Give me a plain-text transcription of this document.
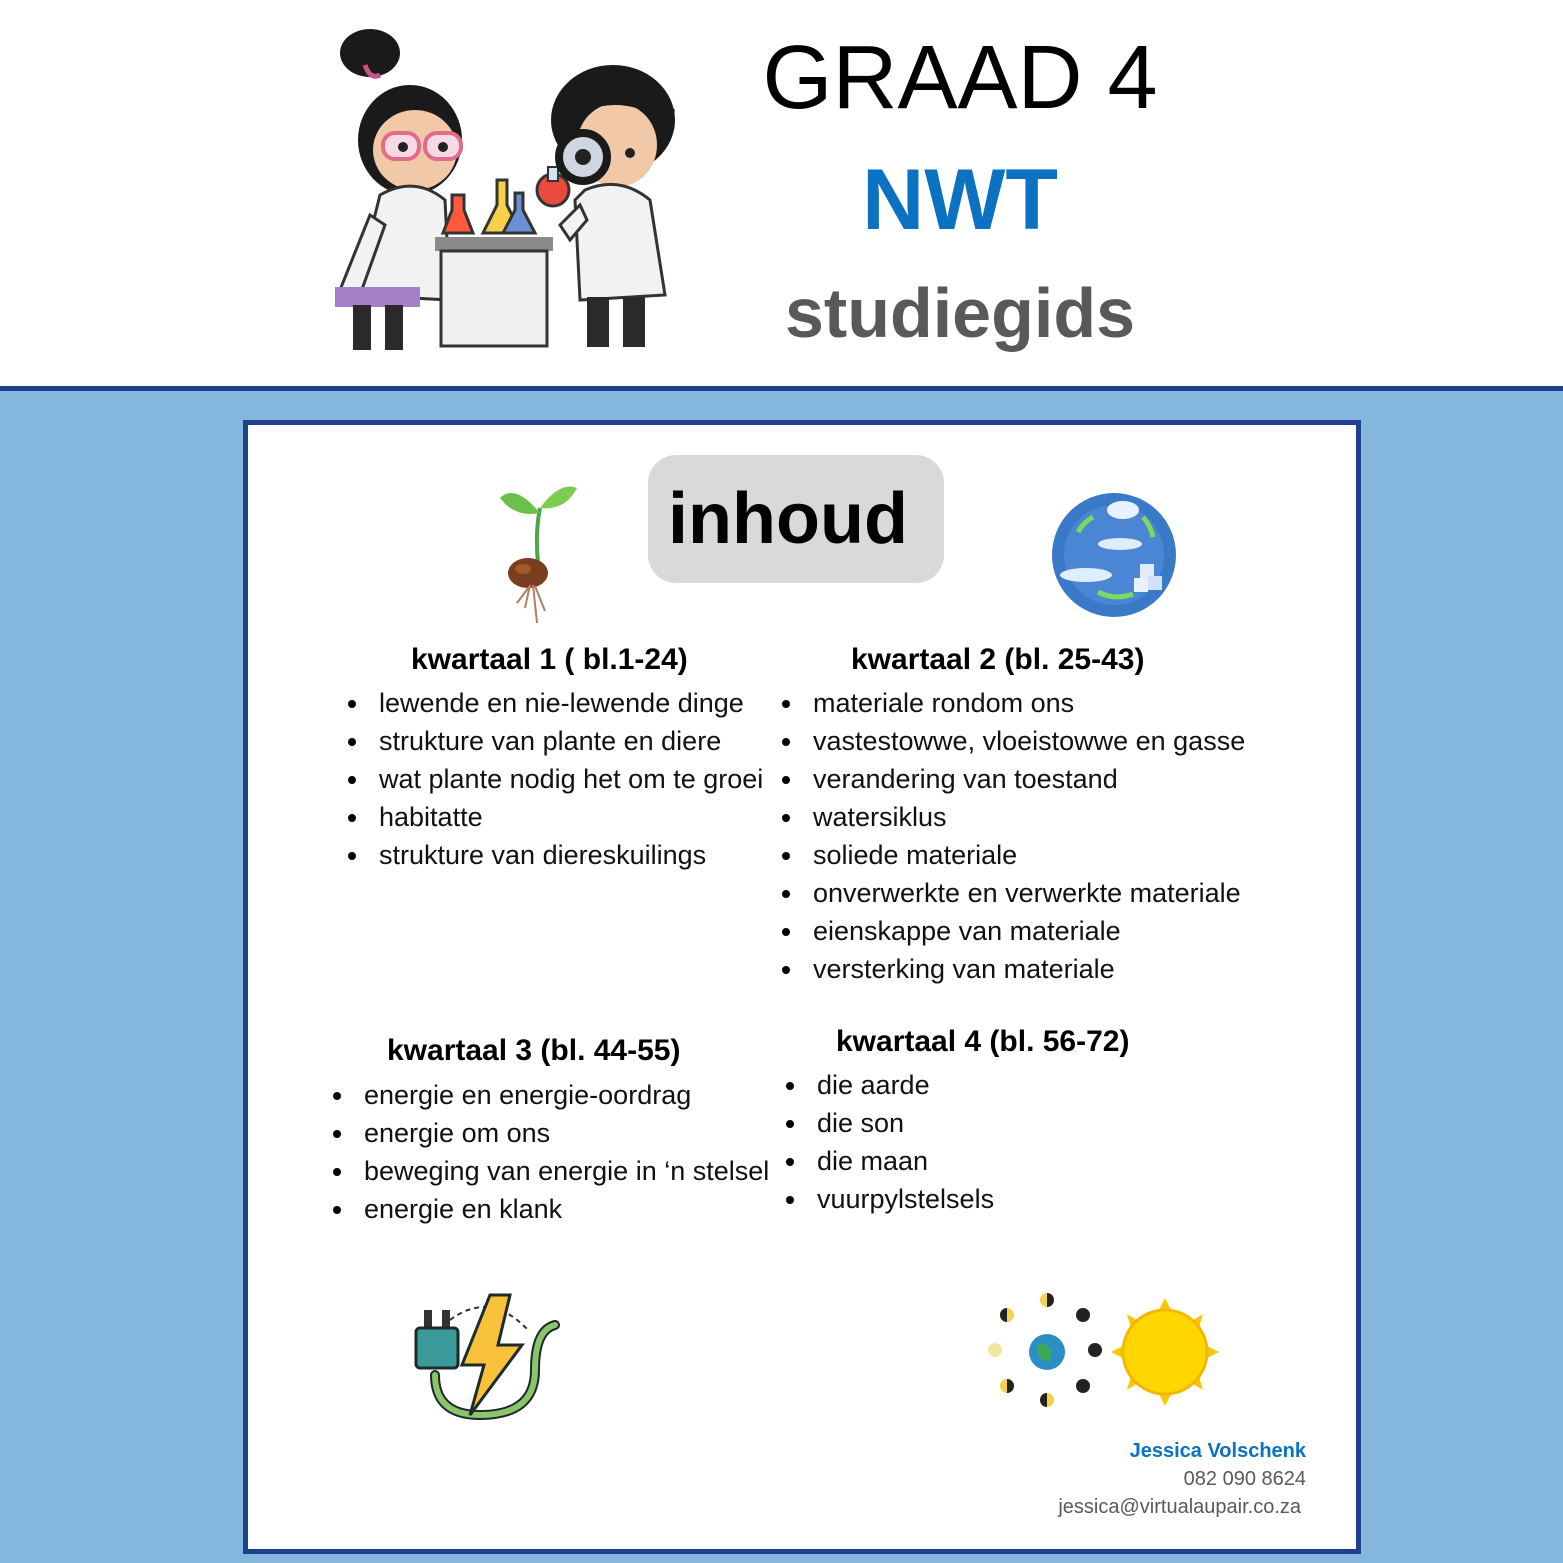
GRAAD 4
NWT
studiegids
inhoud
kwartaal 1 ( bl.1-24)
lewende en nie-lewende dinge
strukture van plante en diere
wat plante nodig het om te groei
habitatte
strukture van diereskuilings
kwartaal 2 (bl. 25-43)
materiale rondom ons
vastestowwe, vloeistowwe en gasse
verandering van toestand
watersiklus
soliede materiale
onverwerkte en verwerkte materiale
eienskappe van materiale
versterking van materiale
kwartaal 3 (bl. 44-55)
energie en energie-oordrag
energie om ons
beweging van energie in ‘n stelsel
energie en klank
kwartaal 4 (bl. 56-72)
die aarde
die son
die maan
vuurpylstelsels
Jessica Volschenk
082 090 8624
jessica@virtualaupair.co.za
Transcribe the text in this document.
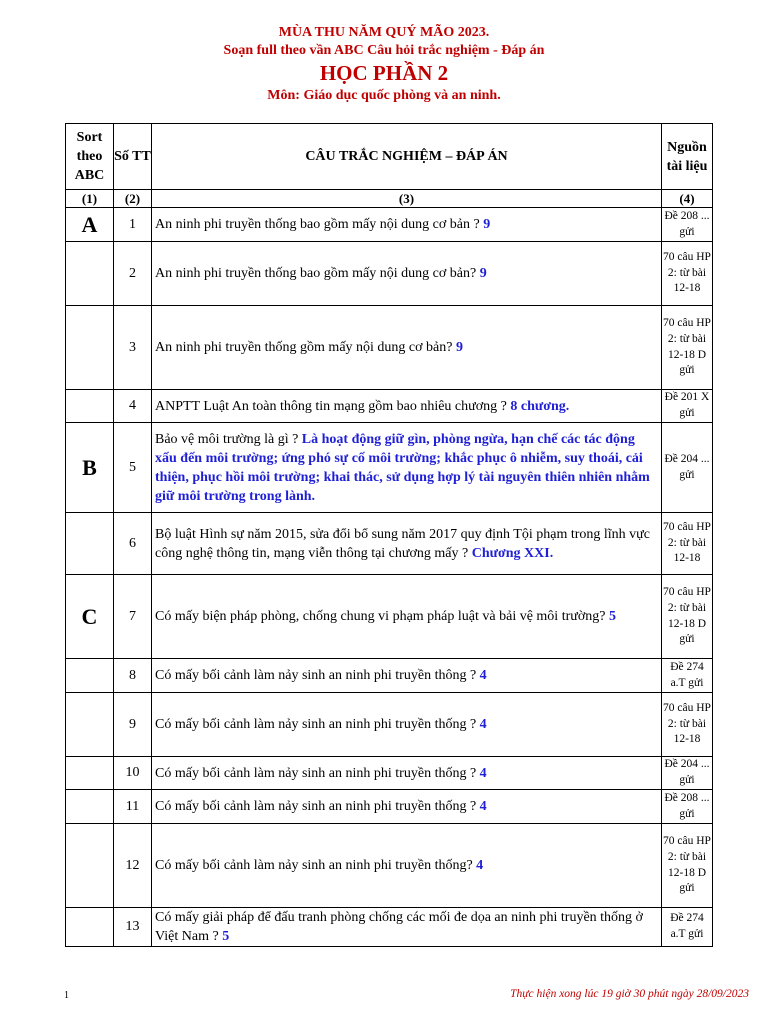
MÙA THU NĂM QUÝ MÃO 2023.
Soạn full theo vần ABC Câu hỏi trắc nghiệm - Đáp án
HỌC PHẦN 2
Môn: Giáo dục quốc phòng và an ninh.
Sort theo ABC	Số TT	CÂU TRẮC NGHIỆM – ĐÁP ÁN	Nguồn tài liệu
(1)	(2)	(3)	(4)
A	1	An ninh phi truyền thống bao gồm mấy nội dung cơ bản ? 9	Đề 208 ... gửi
	2	An ninh phi truyền thống bao gồm mấy nội dung cơ bản? 9	70 câu HP 2: từ bài 12-18
	3	An ninh phi truyền thống gồm mấy nội dung cơ bản? 9	70 câu HP 2: từ bài 12-18 D gửi
	4	ANPTT Luật An toàn thông tin mạng gồm bao nhiêu chương ? 8 chương.	Đề 201 X gửi
B	5	Bảo vệ môi trường là gì ? Là hoạt động giữ gìn, phòng ngừa, hạn chế các tác động xấu đến môi trường; ứng phó sự cố môi trường; khắc phục ô nhiễm, suy thoái, cải thiện, phục hồi môi trường; khai thác, sử dụng hợp lý tài nguyên thiên nhiên nhằm giữ môi trường trong lành.	Đề 204 ... gửi
	6	Bộ luật Hình sự năm 2015, sửa đổi bổ sung năm 2017 quy định Tội phạm trong lĩnh vực công nghệ thông tin, mạng viễn thông tại chương mấy ? Chương XXI.	70 câu HP 2: từ bài 12-18
C	7	Có mấy biện pháp phòng, chống chung vi phạm pháp luật và bải vệ môi trường? 5	70 câu HP 2: từ bài 12-18 D gửi
	8	Có mấy bối cảnh làm nảy sinh an ninh phi truyền thông ? 4	Đề 274 a.T gửi
	9	Có mấy bối cảnh làm nảy sinh an ninh phi truyền thống ? 4	70 câu HP 2: từ bài 12-18
	10	Có mấy bối cảnh làm nảy sinh an ninh phi truyền thống ? 4	Đề 204 ... gửi
	11	Có mấy bối cảnh làm nảy sinh an ninh phi truyền thống ? 4	Đề 208 ... gửi
	12	Có mấy bối cảnh làm nảy sinh an ninh phi truyền thống? 4	70 câu HP 2: từ bài 12-18 D gửi
	13	Có mấy giải pháp để đấu tranh phòng chống các mối đe dọa an ninh phi truyền thống ở Việt Nam ? 5	Đề 274 a.T gửi
1	Thực hiện xong lúc 19 giờ 30 phút ngày 28/09/2023
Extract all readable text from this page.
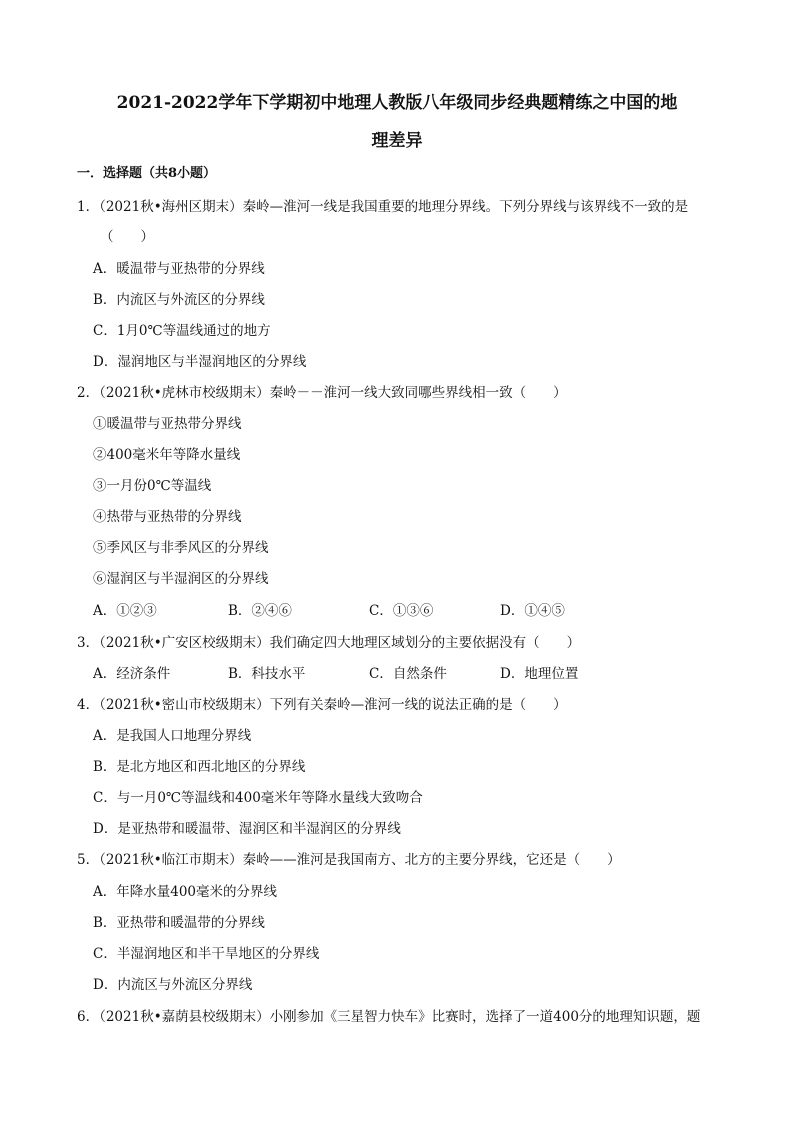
2021-2022学年下学期初中地理人教版八年级同步经典题精练之中国的地
理差异
一．选择题（共8小题）
1．（2021秋•海州区期末）秦岭—淮河一线是我国重要的地理分界线。下列分界线与该界线不一致的是
（　　）
A．暖温带与亚热带的分界线
B．内流区与外流区的分界线
C．1月0℃等温线通过的地方
D．湿润地区与半湿润地区的分界线
2．（2021秋•虎林市校级期末）秦岭－－淮河一线大致同哪些界线相一致（　　）
①暖温带与亚热带分界线
②400毫米年等降水量线
③一月份0℃等温线
④热带与亚热带的分界线
⑤季风区与非季风区的分界线
⑥湿润区与半湿润区的分界线
A．①②③	B．②④⑥	C．①③⑥	D．①④⑤
3．（2021秋•广安区校级期末）我们确定四大地理区域划分的主要依据没有（　　）
A．经济条件	B．科技水平	C．自然条件	D．地理位置
4．（2021秋•密山市校级期末）下列有关秦岭—淮河一线的说法正确的是（　　）
A．是我国人口地理分界线
B．是北方地区和西北地区的分界线
C．与一月0℃等温线和400毫米年等降水量线大致吻合
D．是亚热带和暖温带、湿润区和半湿润区的分界线
5．（2021秋•临江市期末）秦岭——淮河是我国南方、北方的主要分界线，它还是（　　）
A．年降水量400毫米的分界线
B．亚热带和暖温带的分界线
C．半湿润地区和半干旱地区的分界线
D．内流区与外流区分界线
6．（2021秋•嘉荫县校级期末）小刚参加《三星智力快车》比赛时，选择了一道400分的地理知识题，题
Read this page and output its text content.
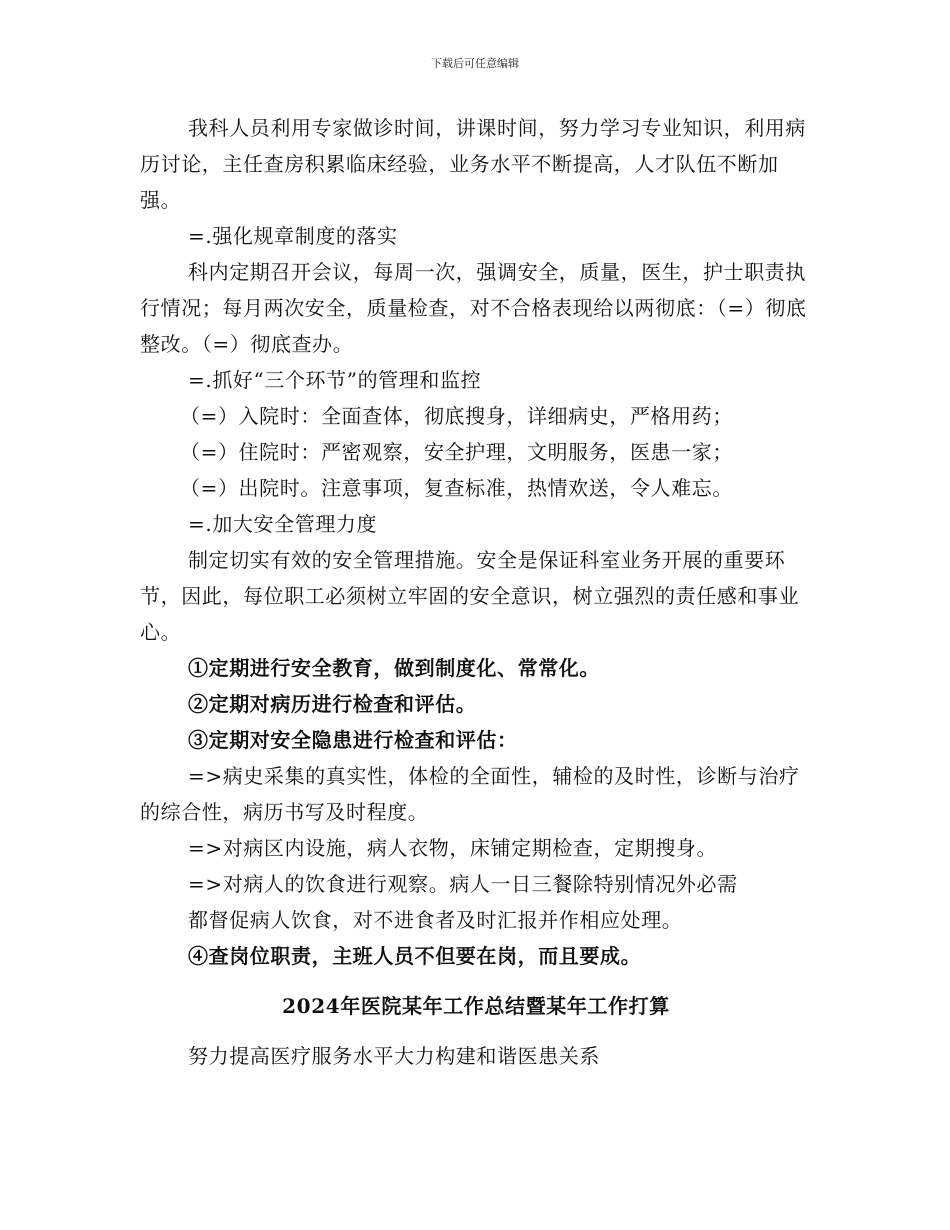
下载后可任意编辑

我科人员利用专家做诊时间，讲课时间，努力学习专业知识，利用病历讨论，主任查房积累临床经验，业务水平不断提高，人才队伍不断加强。

=.强化规章制度的落实

科内定期召开会议，每周一次，强调安全，质量，医生，护士职责执行情况；每月两次安全，质量检查，对不合格表现给以两彻底：（=）彻底整改。（=）彻底查办。

=.抓好“三个环节”的管理和监控

（=）入院时：全面查体，彻底搜身，详细病史，严格用药；

（=）住院时：严密观察，安全护理，文明服务，医患一家；

（=）出院时。注意事项，复查标准，热情欢送，令人难忘。

=.加大安全管理力度

制定切实有效的安全管理措施。安全是保证科室业务开展的重要环节，因此，每位职工必须树立牢固的安全意识，树立强烈的责任感和事业心。

①定期进行安全教育，做到制度化、常常化。

②定期对病历进行检查和评估。

③定期对安全隐患进行检查和评估：

=>病史采集的真实性，体检的全面性，辅检的及时性，诊断与治疗的综合性，病历书写及时程度。

=>对病区内设施，病人衣物，床铺定期检查，定期搜身。

=>对病人的饮食进行观察。病人一日三餐除特别情况外必需

都督促病人饮食，对不进食者及时汇报并作相应处理。

④查岗位职责，主班人员不但要在岗，而且要成。

2024年医院某年工作总结暨某年工作打算

努力提高医疗服务水平大力构建和谐医患关系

**Directions:** Reproduce every entry exactly, but omit each picture.

**Response to the exercise:**
Give me a plain-text transcription of this document.
GRAAD 4
NWT
studiegids
inhoud
kwartaal 1 ( bl.1-24)
lewende en nie-lewende dinge
strukture van plante en diere
wat plante nodig het om te groei
habitatte
strukture van diereskuilings
kwartaal 2 (bl. 25-43)
materiale rondom ons
vastestowwe, vloeistowwe en gasse
verandering van toestand
watersiklus
soliede materiale
onverwerkte en verwerkte materiale
eienskappe van materiale
versterking van materiale
kwartaal 3 (bl. 44-55)
energie en energie-oordrag
energie om ons
beweging van energie in ‘n stelsel
energie en klank
kwartaal 4 (bl. 56-72)
die aarde
die son
die maan
vuurpylstelsels
Jessica Volschenk
082 090 8624
jessica@virtualaupair.co.za
Transcribe the text in this document.
MÙA THU NĂM QUÝ MÃO 2023.
Soạn full theo vần ABC Câu hỏi trắc nghiệm - Đáp án
HỌC PHẦN 2
Môn: Giáo dục quốc phòng và an ninh.
Sort theo ABC	Số TT	CÂU TRẮC NGHIỆM – ĐÁP ÁN	Nguồn tài liệu
(1)	(2)	(3)	(4)
A	1	An ninh phi truyền thống bao gồm mấy nội dung cơ bản ? 9	Đề 208 ... gửi
	2	An ninh phi truyền thống bao gồm mấy nội dung cơ bản? 9	70 câu HP 2: từ bài 12-18
	3	An ninh phi truyền thống gồm mấy nội dung cơ bản? 9	70 câu HP 2: từ bài 12-18 D gửi
	4	ANPTT Luật An toàn thông tin mạng gồm bao nhiêu chương ? 8 chương.	Đề 201 X gửi
B	5	Bảo vệ môi trường là gì ? Là hoạt động giữ gìn, phòng ngừa, hạn chế các tác động xấu đến môi trường; ứng phó sự cố môi trường; khắc phục ô nhiễm, suy thoái, cải thiện, phục hồi môi trường; khai thác, sử dụng hợp lý tài nguyên thiên nhiên nhằm giữ môi trường trong lành.	Đề 204 ... gửi
	6	Bộ luật Hình sự năm 2015, sửa đổi bổ sung năm 2017 quy định Tội phạm trong lĩnh vực công nghệ thông tin, mạng viễn thông tại chương mấy ? Chương XXI.	70 câu HP 2: từ bài 12-18
C	7	Có mấy biện pháp phòng, chống chung vi phạm pháp luật và bải vệ môi trường? 5	70 câu HP 2: từ bài 12-18 D gửi
	8	Có mấy bối cảnh làm nảy sinh an ninh phi truyền thông ? 4	Đề 274 a.T gửi
	9	Có mấy bối cảnh làm nảy sinh an ninh phi truyền thống ? 4	70 câu HP 2: từ bài 12-18
	10	Có mấy bối cảnh làm nảy sinh an ninh phi truyền thống ? 4	Đề 204 ... gửi
	11	Có mấy bối cảnh làm nảy sinh an ninh phi truyền thống ? 4	Đề 208 ... gửi
	12	Có mấy bối cảnh làm nảy sinh an ninh phi truyền thống? 4	70 câu HP 2: từ bài 12-18 D gửi
	13	Có mấy giải pháp để đấu tranh phòng chống các mối đe dọa an ninh phi truyền thống ở Việt Nam ? 5	Đề 274 a.T gửi
1	Thực hiện xong lúc 19 giờ 30 phút ngày 28/09/2023
Extract all readable text from this page.
2021-2022学年下学期初中地理人教版八年级同步经典题精练之中国的地
理差异
一．选择题（共8小题）
1．（2021秋•海州区期末）秦岭—淮河一线是我国重要的地理分界线。下列分界线与该界线不一致的是
（　　）
A．暖温带与亚热带的分界线
B．内流区与外流区的分界线
C．1月0℃等温线通过的地方
D．湿润地区与半湿润地区的分界线
2．（2021秋•虎林市校级期末）秦岭－－淮河一线大致同哪些界线相一致（　　）
①暖温带与亚热带分界线
②400毫米年等降水量线
③一月份0℃等温线
④热带与亚热带的分界线
⑤季风区与非季风区的分界线
⑥湿润区与半湿润区的分界线
A．①②③	B．②④⑥	C．①③⑥	D．①④⑤
3．（2021秋•广安区校级期末）我们确定四大地理区域划分的主要依据没有（　　）
A．经济条件	B．科技水平	C．自然条件	D．地理位置
4．（2021秋•密山市校级期末）下列有关秦岭—淮河一线的说法正确的是（　　）
A．是我国人口地理分界线
B．是北方地区和西北地区的分界线
C．与一月0℃等温线和400毫米年等降水量线大致吻合
D．是亚热带和暖温带、湿润区和半湿润区的分界线
5．（2021秋•临江市期末）秦岭——淮河是我国南方、北方的主要分界线，它还是（　　）
A．年降水量400毫米的分界线
B．亚热带和暖温带的分界线
C．半湿润地区和半干旱地区的分界线
D．内流区与外流区分界线
6．（2021秋•嘉荫县校级期末）小刚参加《三星智力快车》比赛时，选择了一道400分的地理知识题，题
Read this page and output its text content.
下载后可任意编辑

我科人员利用专家做诊时间，讲课时间，努力学习专业知识，利用病历讨论，主任查房积累临床经验，业务水平不断提高，人才队伍不断加强。

=.强化规章制度的落实

科内定期召开会议，每周一次，强调安全，质量，医生，护士职责执行情况；每月两次安全，质量检查，对不合格表现给以两彻底：（=）彻底整改。（=）彻底查办。

=.抓好“三个环节”的管理和监控

（=）入院时：全面查体，彻底搜身，详细病史，严格用药；

（=）住院时：严密观察，安全护理，文明服务，医患一家；

（=）出院时。注意事项，复查标准，热情欢送，令人难忘。

=.加大安全管理力度

制定切实有效的安全管理措施。安全是保证科室业务开展的重要环节，因此，每位职工必须树立牢固的安全意识，树立强烈的责任感和事业心。

①定期进行安全教育，做到制度化、常常化。

②定期对病历进行检查和评估。

③定期对安全隐患进行检查和评估：

=>病史采集的真实性，体检的全面性，辅检的及时性，诊断与治疗的综合性，病历书写及时程度。

=>对病区内设施，病人衣物，床铺定期检查，定期搜身。

=>对病人的饮食进行观察。病人一日三餐除特别情况外必需

都督促病人饮食，对不进食者及时汇报并作相应处理。

④查岗位职责，主班人员不但要在岗，而且要成。

2024年医院某年工作总结暨某年工作打算

努力提高医疗服务水平大力构建和谐医患关系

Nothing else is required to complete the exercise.